▸ **Extracted records**:
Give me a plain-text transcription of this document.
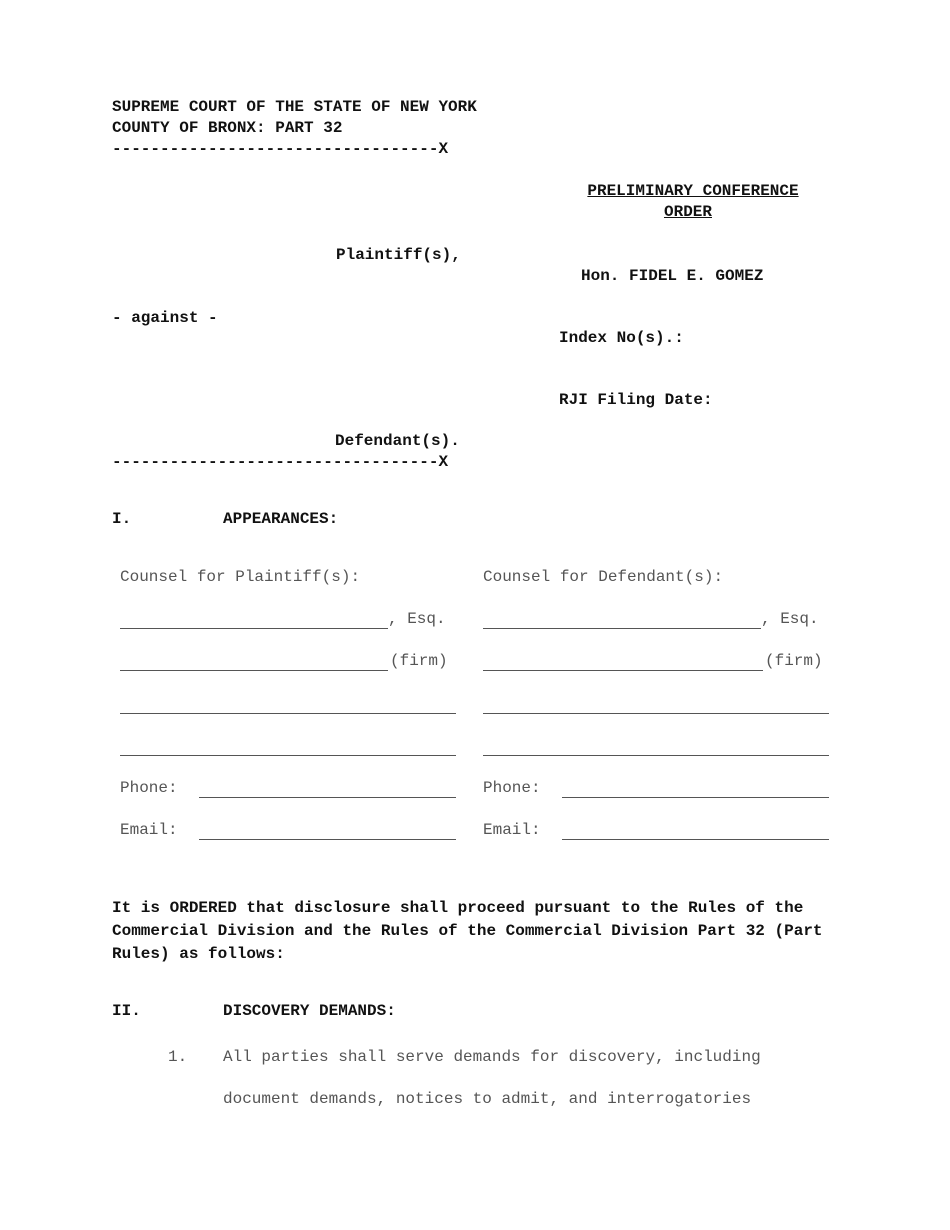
SUPREME COURT OF THE STATE OF NEW YORK
COUNTY OF BRONX: PART 32
----------------------------------X
Plaintiff(s),
- against -
Defendant(s).
----------------------------------X
PRELIMINARY CONFERENCE
ORDER
Hon. FIDEL E. GOMEZ
Index No(s).:
RJI Filing Date:
I.	APPEARANCES:
Counsel for Plaintiff(s):
, Esq.
(firm)
Phone:
Email:
Counsel for Defendant(s):
, Esq.
(firm)
Phone:
Email:
It is ORDERED that disclosure shall proceed pursuant to the Rules of the Commercial Division and the Rules of the Commercial Division Part 32 (Part Rules) as follows:
II.	DISCOVERY DEMANDS:
1. All parties shall serve demands for discovery, including
document demands, notices to admit, and interrogatories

▸ **Description of the task**:
Reproduce every line above as written, skipping pictures.

▸ **Response to this task**:
Give me a plain-text transcription of this document.
SUPREME COURT OF THE STATE OF NEW YORK
COUNTY OF BRONX: PART 32
----------------------------------X
Plaintiff(s),
- against -
Defendant(s).
----------------------------------X
PRELIMINARY CONFERENCE
ORDER
Hon. FIDEL E. GOMEZ
Index No(s).:
RJI Filing Date:
I.	APPEARANCES:
Counsel for Plaintiff(s):
, Esq.
(firm)
Phone:
Email:
Counsel for Defendant(s):
, Esq.
(firm)
Phone:
Email:
It is ORDERED that disclosure shall proceed pursuant to the Rules of the Commercial Division and the Rules of the Commercial Division Part 32 (Part Rules) as follows:
II.	DISCOVERY DEMANDS:
1. All parties shall serve demands for discovery, including
document demands, notices to admit, and interrogatories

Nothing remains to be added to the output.